··· Input for this task
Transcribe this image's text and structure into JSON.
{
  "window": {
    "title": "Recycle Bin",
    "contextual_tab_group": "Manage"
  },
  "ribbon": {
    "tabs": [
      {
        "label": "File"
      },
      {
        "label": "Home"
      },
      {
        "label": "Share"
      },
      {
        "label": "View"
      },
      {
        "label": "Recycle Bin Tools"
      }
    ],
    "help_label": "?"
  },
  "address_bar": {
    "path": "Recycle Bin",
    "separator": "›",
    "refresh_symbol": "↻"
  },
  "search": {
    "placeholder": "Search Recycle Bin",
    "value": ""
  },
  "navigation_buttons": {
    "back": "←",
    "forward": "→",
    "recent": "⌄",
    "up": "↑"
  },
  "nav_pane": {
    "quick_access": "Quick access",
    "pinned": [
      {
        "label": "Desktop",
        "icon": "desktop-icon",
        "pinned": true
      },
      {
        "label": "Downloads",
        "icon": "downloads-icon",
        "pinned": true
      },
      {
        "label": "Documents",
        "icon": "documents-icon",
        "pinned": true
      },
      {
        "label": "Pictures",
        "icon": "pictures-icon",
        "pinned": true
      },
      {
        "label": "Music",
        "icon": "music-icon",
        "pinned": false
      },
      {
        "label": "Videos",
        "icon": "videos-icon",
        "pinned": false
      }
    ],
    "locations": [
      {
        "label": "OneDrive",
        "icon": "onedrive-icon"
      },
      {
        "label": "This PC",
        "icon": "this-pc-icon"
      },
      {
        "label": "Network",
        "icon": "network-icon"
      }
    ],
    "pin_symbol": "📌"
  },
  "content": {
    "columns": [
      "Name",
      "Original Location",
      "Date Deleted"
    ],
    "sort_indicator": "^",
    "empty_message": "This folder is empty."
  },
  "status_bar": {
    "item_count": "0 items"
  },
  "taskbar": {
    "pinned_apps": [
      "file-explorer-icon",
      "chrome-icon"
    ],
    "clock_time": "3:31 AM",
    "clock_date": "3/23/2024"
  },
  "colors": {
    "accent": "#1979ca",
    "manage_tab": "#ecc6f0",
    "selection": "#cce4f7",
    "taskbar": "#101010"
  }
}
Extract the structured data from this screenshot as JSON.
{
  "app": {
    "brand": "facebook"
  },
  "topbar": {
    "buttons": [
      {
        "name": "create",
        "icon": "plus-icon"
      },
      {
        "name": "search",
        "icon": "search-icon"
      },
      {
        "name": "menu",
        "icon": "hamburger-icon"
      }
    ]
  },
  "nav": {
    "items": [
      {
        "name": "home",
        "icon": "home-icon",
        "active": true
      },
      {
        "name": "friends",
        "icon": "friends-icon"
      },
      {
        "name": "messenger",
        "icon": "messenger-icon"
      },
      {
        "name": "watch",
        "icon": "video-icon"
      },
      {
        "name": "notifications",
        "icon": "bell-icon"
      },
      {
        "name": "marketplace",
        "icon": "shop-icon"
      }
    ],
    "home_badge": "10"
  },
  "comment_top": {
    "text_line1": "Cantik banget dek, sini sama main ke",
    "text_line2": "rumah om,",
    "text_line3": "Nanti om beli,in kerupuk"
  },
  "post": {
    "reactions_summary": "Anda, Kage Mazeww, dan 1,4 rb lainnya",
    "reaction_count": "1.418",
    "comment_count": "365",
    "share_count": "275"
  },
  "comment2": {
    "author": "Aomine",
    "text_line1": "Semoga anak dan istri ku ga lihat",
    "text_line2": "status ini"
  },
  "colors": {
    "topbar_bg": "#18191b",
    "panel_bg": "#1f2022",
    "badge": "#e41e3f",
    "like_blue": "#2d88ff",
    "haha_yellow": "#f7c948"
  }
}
······
Each record above should be returned exactly as it appears.

Transcribe this image's text and structure into JSON.
{
  "window": {
    "title": "Recycle Bin",
    "contextual_tab_group": "Manage"
  },
  "ribbon": {
    "tabs": [
      {
        "label": "File"
      },
      {
        "label": "Home"
      },
      {
        "label": "Share"
      },
      {
        "label": "View"
      },
      {
        "label": "Recycle Bin Tools"
      }
    ],
    "help_label": "?"
  },
  "address_bar": {
    "path": "Recycle Bin",
    "separator": "›",
    "refresh_symbol": "↻"
  },
  "search": {
    "placeholder": "Search Recycle Bin",
    "value": ""
  },
  "navigation_buttons": {
    "back": "←",
    "forward": "→",
    "recent": "⌄",
    "up": "↑"
  },
  "nav_pane": {
    "quick_access": "Quick access",
    "pinned": [
      {
        "label": "Desktop",
        "icon": "desktop-icon",
        "pinned": true
      },
      {
        "label": "Downloads",
        "icon": "downloads-icon",
        "pinned": true
      },
      {
        "label": "Documents",
        "icon": "documents-icon",
        "pinned": true
      },
      {
        "label": "Pictures",
        "icon": "pictures-icon",
        "pinned": true
      },
      {
        "label": "Music",
        "icon": "music-icon",
        "pinned": false
      },
      {
        "label": "Videos",
        "icon": "videos-icon",
        "pinned": false
      }
    ],
    "locations": [
      {
        "label": "OneDrive",
        "icon": "onedrive-icon"
      },
      {
        "label": "This PC",
        "icon": "this-pc-icon"
      },
      {
        "label": "Network",
        "icon": "network-icon"
      }
    ],
    "pin_symbol": "📌"
  },
  "content": {
    "columns": [
      "Name",
      "Original Location",
      "Date Deleted"
    ],
    "sort_indicator": "^",
    "empty_message": "This folder is empty."
  },
  "status_bar": {
    "item_count": "0 items"
  },
  "taskbar": {
    "pinned_apps": [
      "file-explorer-icon",
      "chrome-icon"
    ],
    "clock_time": "3:31 AM",
    "clock_date": "3/23/2024"
  },
  "colors": {
    "accent": "#1979ca",
    "manage_tab": "#ecc6f0",
    "selection": "#cce4f7",
    "taskbar": "#101010"
  }
}
Extract the structured data from this screenshot as JSON.
{
  "app": {
    "brand": "facebook"
  },
  "topbar": {
    "buttons": [
      {
        "name": "create",
        "icon": "plus-icon"
      },
      {
        "name": "search",
        "icon": "search-icon"
      },
      {
        "name": "menu",
        "icon": "hamburger-icon"
      }
    ]
  },
  "nav": {
    "items": [
      {
        "name": "home",
        "icon": "home-icon",
        "active": true
      },
      {
        "name": "friends",
        "icon": "friends-icon"
      },
      {
        "name": "messenger",
        "icon": "messenger-icon"
      },
      {
        "name": "watch",
        "icon": "video-icon"
      },
      {
        "name": "notifications",
        "icon": "bell-icon"
      },
      {
        "name": "marketplace",
        "icon": "shop-icon"
      }
    ],
    "home_badge": "10"
  },
  "comment_top": {
    "text_line1": "Cantik banget dek, sini sama main ke",
    "text_line2": "rumah om,",
    "text_line3": "Nanti om beli,in kerupuk"
  },
  "post": {
    "reactions_summary": "Anda, Kage Mazeww, dan 1,4 rb lainnya",
    "reaction_count": "1.418",
    "comment_count": "365",
    "share_count": "275"
  },
  "comment2": {
    "author": "Aomine",
    "text_line1": "Semoga anak dan istri ku ga lihat",
    "text_line2": "status ini"
  },
  "colors": {
    "topbar_bg": "#18191b",
    "panel_bg": "#1f2022",
    "badge": "#e41e3f",
    "like_blue": "#2d88ff",
    "haha_yellow": "#f7c948"
  }
}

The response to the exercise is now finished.